-- begin Stored data --

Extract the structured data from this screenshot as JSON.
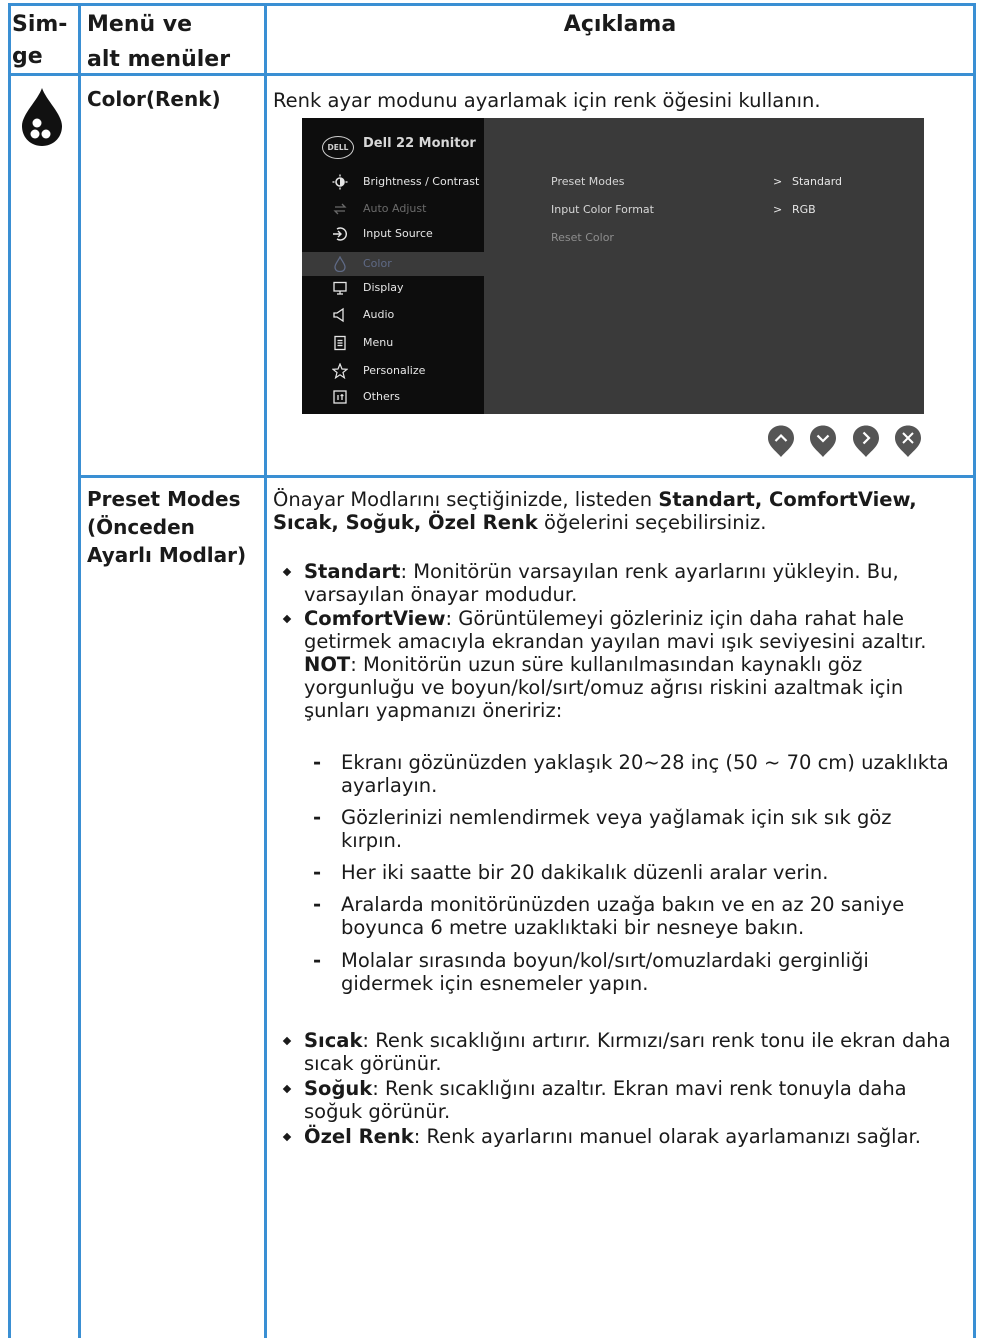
{
  "header": {
    "col1_line1": "Sim-",
    "col1_line2": "ge",
    "col2_line1": "Menü ve",
    "col2_line2": "alt menüler",
    "col3": "Açıklama"
  },
  "row_color": {
    "icon": "color-drop-icon",
    "title": "Color(Renk)",
    "description": "Renk ayar modunu ayarlamak için renk öğesini kullanın."
  },
  "osd": {
    "logo": "DELL",
    "title": "Dell 22 Monitor",
    "menu": [
      {
        "label": "Brightness / Contrast",
        "icon": "brightness-icon",
        "state": "normal"
      },
      {
        "label": "Auto Adjust",
        "icon": "auto-adjust-icon",
        "state": "disabled"
      },
      {
        "label": "Input Source",
        "icon": "input-source-icon",
        "state": "normal"
      },
      {
        "label": "Color",
        "icon": "color-icon",
        "state": "selected"
      },
      {
        "label": "Display",
        "icon": "display-icon",
        "state": "normal"
      },
      {
        "label": "Audio",
        "icon": "audio-icon",
        "state": "normal"
      },
      {
        "label": "Menu",
        "icon": "menu-icon",
        "state": "normal"
      },
      {
        "label": "Personalize",
        "icon": "star-icon",
        "state": "normal"
      },
      {
        "label": "Others",
        "icon": "others-icon",
        "state": "normal"
      }
    ],
    "submenu": [
      {
        "label": "Preset Modes",
        "arrow": ">",
        "value": "Standard"
      },
      {
        "label": "Input Color Format",
        "arrow": ">",
        "value": "RGB"
      },
      {
        "label": "Reset Color",
        "arrow": "",
        "value": ""
      }
    ],
    "nav_buttons": [
      "up-icon",
      "down-icon",
      "right-icon",
      "close-icon"
    ]
  },
  "row_preset": {
    "title_line1": "Preset Modes",
    "title_line2": "(Önceden",
    "title_line3": "Ayarlı Modlar)",
    "intro_a": "Önayar Modlarını seçtiğinizde, listeden ",
    "intro_b": "Standart, ComfortView,",
    "intro_c": "Sıcak, Soğuk, Özel Renk",
    "intro_d": " öğelerini seçebilirsiniz.",
    "b1_bold": "Standart",
    "b1_text": ": Monitörün varsayılan renk ayarlarını yükleyin. Bu, varsayılan önayar modudur.",
    "b2_bold": "ComfortView",
    "b2_text": ": Görüntülemeyi gözleriniz için daha rahat hale getirmek amacıyla ekrandan yayılan mavi ışık seviyesini azaltır.",
    "note_bold": "NOT",
    "note_text": ": Monitörün uzun süre kullanılmasından kaynaklı göz yorgunluğu ve boyun/kol/sırt/omuz ağrısı riskini azaltmak için şunları yapmanızı öneririz:",
    "dashes": [
      "Ekranı gözünüzden yaklaşık 20~28 inç (50 ~ 70 cm) uzaklıkta ayarlayın.",
      "Gözlerinizi nemlendirmek veya yağlamak için sık sık göz kırpın.",
      "Her iki saatte bir 20 dakikalık düzenli aralar verin.",
      "Aralarda monitörünüzden uzağa bakın ve en az 20 saniye boyunca 6 metre uzaklıktaki bir nesneye bakın.",
      "Molalar sırasında boyun/kol/sırt/omuzlardaki gerginliği gidermek için esnemeler yapın."
    ],
    "dash_mark": "-",
    "b3_bold": "Sıcak",
    "b3_text": ": Renk sıcaklığını artırır. Kırmızı/sarı renk tonu ile ekran daha sıcak görünür.",
    "b4_bold": "Soğuk",
    "b4_text": ": Renk sıcaklığını azaltır. Ekran mavi renk tonuyla daha soğuk görünür.",
    "b5_bold": "Özel Renk",
    "b5_text": ": Renk ayarlarını manuel olarak ayarlamanızı sağlar."
  },
  "colors": {
    "rule": "#3a8fd3",
    "osd_bg": "#3a3a3a",
    "osd_left": "#0d0d0d",
    "nav_button": "#555555"
  }
}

-- end Stored data --

Given request:
Set the entries down again exactly. Do not include the images.

Exercise result:
Extract the structured data from this screenshot as JSON.
{
  "header": {
    "col1_line1": "Sim-",
    "col1_line2": "ge",
    "col2_line1": "Menü ve",
    "col2_line2": "alt menüler",
    "col3": "Açıklama"
  },
  "row_color": {
    "icon": "color-drop-icon",
    "title": "Color(Renk)",
    "description": "Renk ayar modunu ayarlamak için renk öğesini kullanın."
  },
  "osd": {
    "logo": "DELL",
    "title": "Dell 22 Monitor",
    "menu": [
      {
        "label": "Brightness / Contrast",
        "icon": "brightness-icon",
        "state": "normal"
      },
      {
        "label": "Auto Adjust",
        "icon": "auto-adjust-icon",
        "state": "disabled"
      },
      {
        "label": "Input Source",
        "icon": "input-source-icon",
        "state": "normal"
      },
      {
        "label": "Color",
        "icon": "color-icon",
        "state": "selected"
      },
      {
        "label": "Display",
        "icon": "display-icon",
        "state": "normal"
      },
      {
        "label": "Audio",
        "icon": "audio-icon",
        "state": "normal"
      },
      {
        "label": "Menu",
        "icon": "menu-icon",
        "state": "normal"
      },
      {
        "label": "Personalize",
        "icon": "star-icon",
        "state": "normal"
      },
      {
        "label": "Others",
        "icon": "others-icon",
        "state": "normal"
      }
    ],
    "submenu": [
      {
        "label": "Preset Modes",
        "arrow": ">",
        "value": "Standard"
      },
      {
        "label": "Input Color Format",
        "arrow": ">",
        "value": "RGB"
      },
      {
        "label": "Reset Color",
        "arrow": "",
        "value": ""
      }
    ],
    "nav_buttons": [
      "up-icon",
      "down-icon",
      "right-icon",
      "close-icon"
    ]
  },
  "row_preset": {
    "title_line1": "Preset Modes",
    "title_line2": "(Önceden",
    "title_line3": "Ayarlı Modlar)",
    "intro_a": "Önayar Modlarını seçtiğinizde, listeden ",
    "intro_b": "Standart, ComfortView,",
    "intro_c": "Sıcak, Soğuk, Özel Renk",
    "intro_d": " öğelerini seçebilirsiniz.",
    "b1_bold": "Standart",
    "b1_text": ": Monitörün varsayılan renk ayarlarını yükleyin. Bu, varsayılan önayar modudur.",
    "b2_bold": "ComfortView",
    "b2_text": ": Görüntülemeyi gözleriniz için daha rahat hale getirmek amacıyla ekrandan yayılan mavi ışık seviyesini azaltır.",
    "note_bold": "NOT",
    "note_text": ": Monitörün uzun süre kullanılmasından kaynaklı göz yorgunluğu ve boyun/kol/sırt/omuz ağrısı riskini azaltmak için şunları yapmanızı öneririz:",
    "dashes": [
      "Ekranı gözünüzden yaklaşık 20~28 inç (50 ~ 70 cm) uzaklıkta ayarlayın.",
      "Gözlerinizi nemlendirmek veya yağlamak için sık sık göz kırpın.",
      "Her iki saatte bir 20 dakikalık düzenli aralar verin.",
      "Aralarda monitörünüzden uzağa bakın ve en az 20 saniye boyunca 6 metre uzaklıktaki bir nesneye bakın.",
      "Molalar sırasında boyun/kol/sırt/omuzlardaki gerginliği gidermek için esnemeler yapın."
    ],
    "dash_mark": "-",
    "b3_bold": "Sıcak",
    "b3_text": ": Renk sıcaklığını artırır. Kırmızı/sarı renk tonu ile ekran daha sıcak görünür.",
    "b4_bold": "Soğuk",
    "b4_text": ": Renk sıcaklığını azaltır. Ekran mavi renk tonuyla daha soğuk görünür.",
    "b5_bold": "Özel Renk",
    "b5_text": ": Renk ayarlarını manuel olarak ayarlamanızı sağlar."
  },
  "colors": {
    "rule": "#3a8fd3",
    "osd_bg": "#3a3a3a",
    "osd_left": "#0d0d0d",
    "nav_button": "#555555"
  }
}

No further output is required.